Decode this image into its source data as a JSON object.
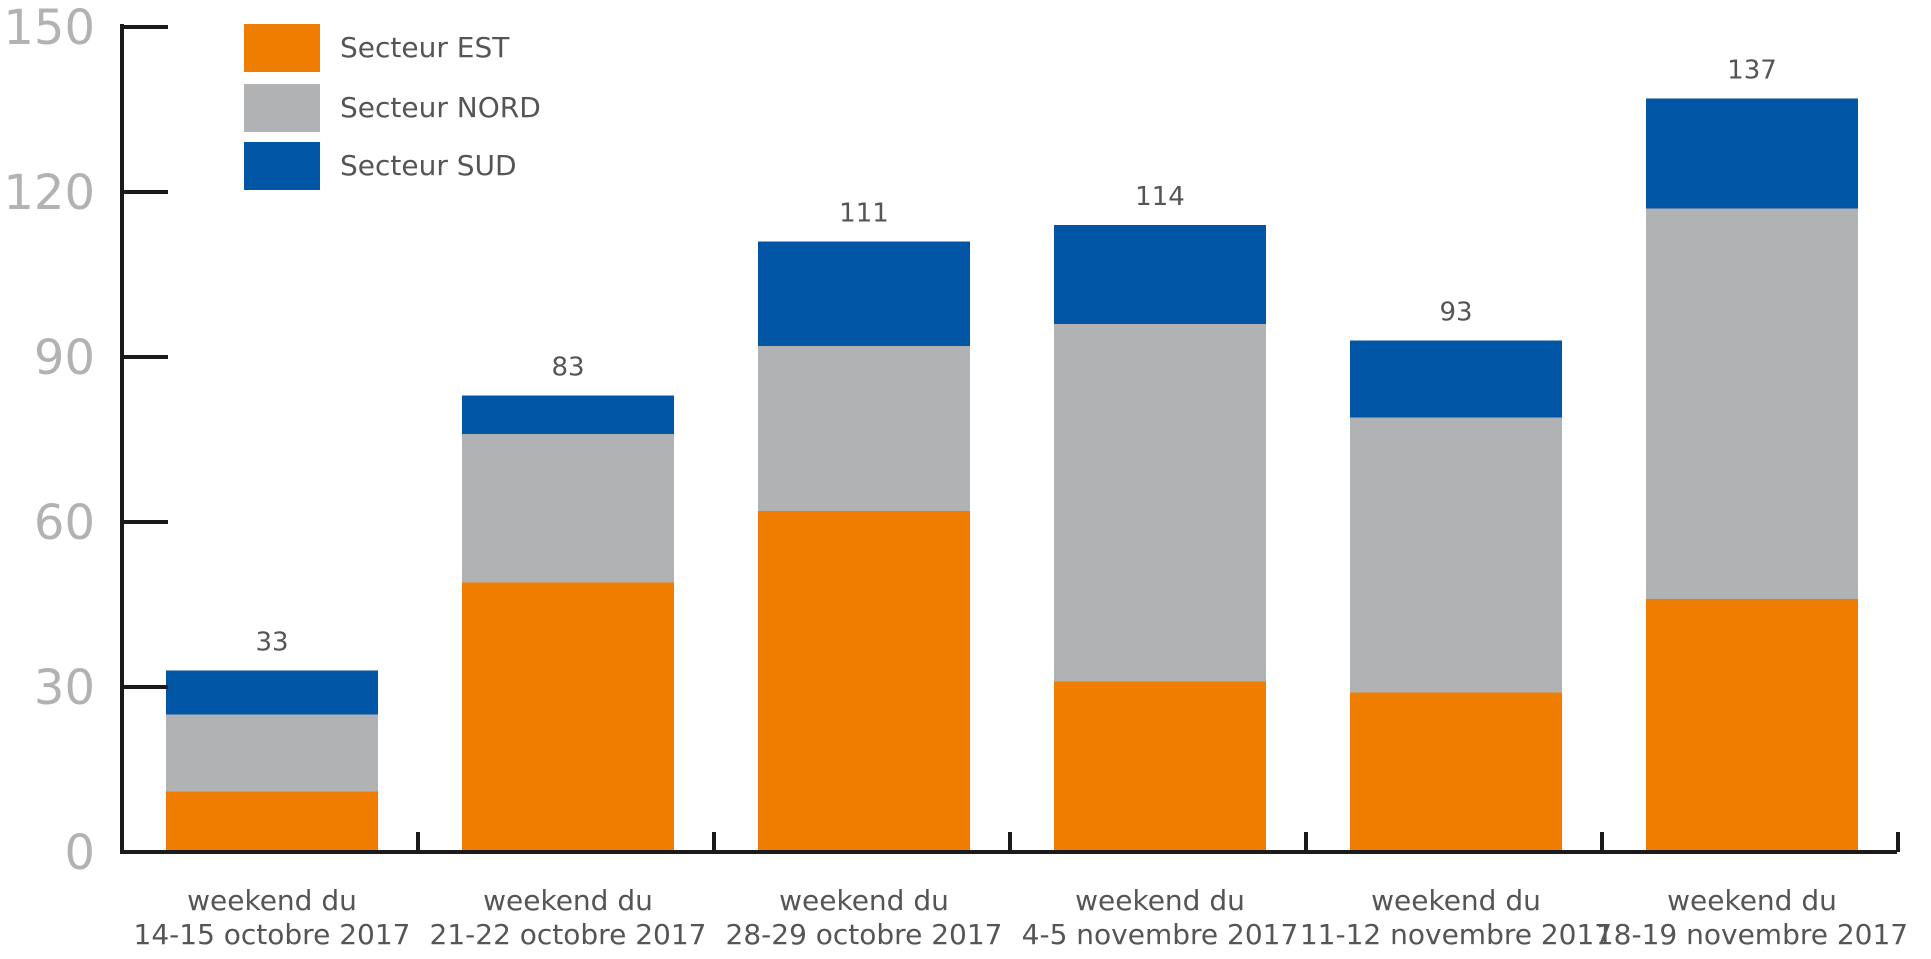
{
  "chart_data": {
    "type": "bar",
    "stacked": true,
    "title": "",
    "xlabel": "",
    "ylabel": "",
    "ylim": [
      0,
      150
    ],
    "yticks": [
      0,
      30,
      60,
      90,
      120,
      150
    ],
    "categories": [
      [
        "weekend du",
        "14-15 octobre 2017"
      ],
      [
        "weekend du",
        "21-22 octobre 2017"
      ],
      [
        "weekend du",
        "28-29 octobre 2017"
      ],
      [
        "weekend du",
        "4-5 novembre 2017"
      ],
      [
        "weekend du",
        "11-12 novembre 2017"
      ],
      [
        "weekend du",
        "18-19 novembre 2017"
      ]
    ],
    "series": [
      {
        "name": "Secteur EST",
        "color": "#ef7d00",
        "values": [
          11,
          49,
          62,
          31,
          29,
          46
        ]
      },
      {
        "name": "Secteur NORD",
        "color": "#b1b2b4",
        "values": [
          14,
          27,
          30,
          65,
          50,
          71
        ]
      },
      {
        "name": "Secteur SUD",
        "color": "#0055a4",
        "values": [
          8,
          7,
          19,
          18,
          14,
          20
        ]
      }
    ],
    "totals": [
      "33",
      "83",
      "111",
      "114",
      "93",
      "137"
    ],
    "legend_position": "top-left",
    "grid": false
  }
}
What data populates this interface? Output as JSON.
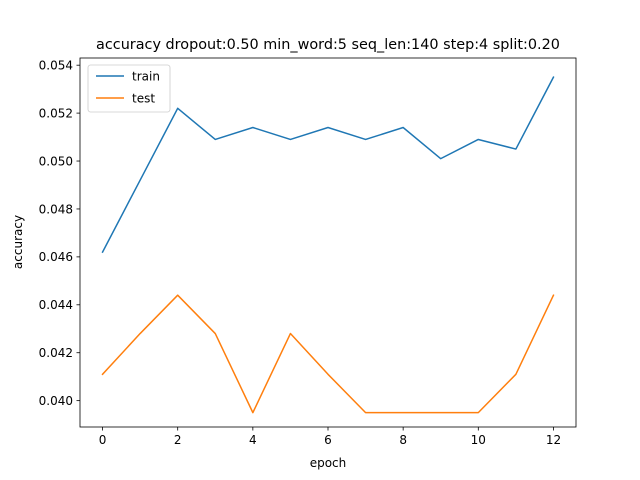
{
  "chart_data": {
    "type": "line",
    "title": "accuracy dropout:0.50 min_word:5 seq_len:140 step:4 split:0.20",
    "xlabel": "epoch",
    "ylabel": "accuracy",
    "xlim": [
      -0.6,
      12.6
    ],
    "ylim": [
      0.0389,
      0.0543
    ],
    "xticks": [
      0,
      2,
      4,
      6,
      8,
      10,
      12
    ],
    "xtick_labels": [
      "0",
      "2",
      "4",
      "6",
      "8",
      "10",
      "12"
    ],
    "yticks": [
      0.04,
      0.042,
      0.044,
      0.046,
      0.048,
      0.05,
      0.052,
      0.054
    ],
    "ytick_labels": [
      "0.040",
      "0.042",
      "0.044",
      "0.046",
      "0.048",
      "0.050",
      "0.052",
      "0.054"
    ],
    "grid": false,
    "legend_position": "top-left",
    "x": [
      0,
      1,
      2,
      3,
      4,
      5,
      6,
      7,
      8,
      9,
      10,
      11,
      12
    ],
    "series": [
      {
        "name": "train",
        "color": "#1f77b4",
        "values": [
          0.0462,
          0.0492,
          0.0522,
          0.0509,
          0.0514,
          0.0509,
          0.0514,
          0.0509,
          0.0514,
          0.0501,
          0.0509,
          0.0505,
          0.0535
        ]
      },
      {
        "name": "test",
        "color": "#ff7f0e",
        "values": [
          0.0411,
          0.0428,
          0.0444,
          0.0428,
          0.0395,
          0.0428,
          0.0411,
          0.0395,
          0.0395,
          0.0395,
          0.0395,
          0.0411,
          0.0444
        ]
      }
    ]
  }
}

═══

## Goal
From the records given above, reproduce all text exactly and exclude each picture.

## Finished answer
Decode this image into its source data as a JSON object.
{
  "chart_data": {
    "type": "bar",
    "stacked": true,
    "title": "",
    "xlabel": "",
    "ylabel": "",
    "ylim": [
      0,
      150
    ],
    "yticks": [
      0,
      30,
      60,
      90,
      120,
      150
    ],
    "categories": [
      [
        "weekend du",
        "14-15 octobre 2017"
      ],
      [
        "weekend du",
        "21-22 octobre 2017"
      ],
      [
        "weekend du",
        "28-29 octobre 2017"
      ],
      [
        "weekend du",
        "4-5 novembre 2017"
      ],
      [
        "weekend du",
        "11-12 novembre 2017"
      ],
      [
        "weekend du",
        "18-19 novembre 2017"
      ]
    ],
    "series": [
      {
        "name": "Secteur EST",
        "color": "#ef7d00",
        "values": [
          11,
          49,
          62,
          31,
          29,
          46
        ]
      },
      {
        "name": "Secteur NORD",
        "color": "#b1b2b4",
        "values": [
          14,
          27,
          30,
          65,
          50,
          71
        ]
      },
      {
        "name": "Secteur SUD",
        "color": "#0055a4",
        "values": [
          8,
          7,
          19,
          18,
          14,
          20
        ]
      }
    ],
    "totals": [
      "33",
      "83",
      "111",
      "114",
      "93",
      "137"
    ],
    "legend_position": "top-left",
    "grid": false
  }
}
What data populates this interface? Output as JSON.
{
  "chart_data": {
    "type": "line",
    "title": "accuracy dropout:0.50 min_word:5 seq_len:140 step:4 split:0.20",
    "xlabel": "epoch",
    "ylabel": "accuracy",
    "xlim": [
      -0.6,
      12.6
    ],
    "ylim": [
      0.0389,
      0.0543
    ],
    "xticks": [
      0,
      2,
      4,
      6,
      8,
      10,
      12
    ],
    "xtick_labels": [
      "0",
      "2",
      "4",
      "6",
      "8",
      "10",
      "12"
    ],
    "yticks": [
      0.04,
      0.042,
      0.044,
      0.046,
      0.048,
      0.05,
      0.052,
      0.054
    ],
    "ytick_labels": [
      "0.040",
      "0.042",
      "0.044",
      "0.046",
      "0.048",
      "0.050",
      "0.052",
      "0.054"
    ],
    "grid": false,
    "legend_position": "top-left",
    "x": [
      0,
      1,
      2,
      3,
      4,
      5,
      6,
      7,
      8,
      9,
      10,
      11,
      12
    ],
    "series": [
      {
        "name": "train",
        "color": "#1f77b4",
        "values": [
          0.0462,
          0.0492,
          0.0522,
          0.0509,
          0.0514,
          0.0509,
          0.0514,
          0.0509,
          0.0514,
          0.0501,
          0.0509,
          0.0505,
          0.0535
        ]
      },
      {
        "name": "test",
        "color": "#ff7f0e",
        "values": [
          0.0411,
          0.0428,
          0.0444,
          0.0428,
          0.0395,
          0.0428,
          0.0411,
          0.0395,
          0.0395,
          0.0395,
          0.0395,
          0.0411,
          0.0444
        ]
      }
    ]
  }
}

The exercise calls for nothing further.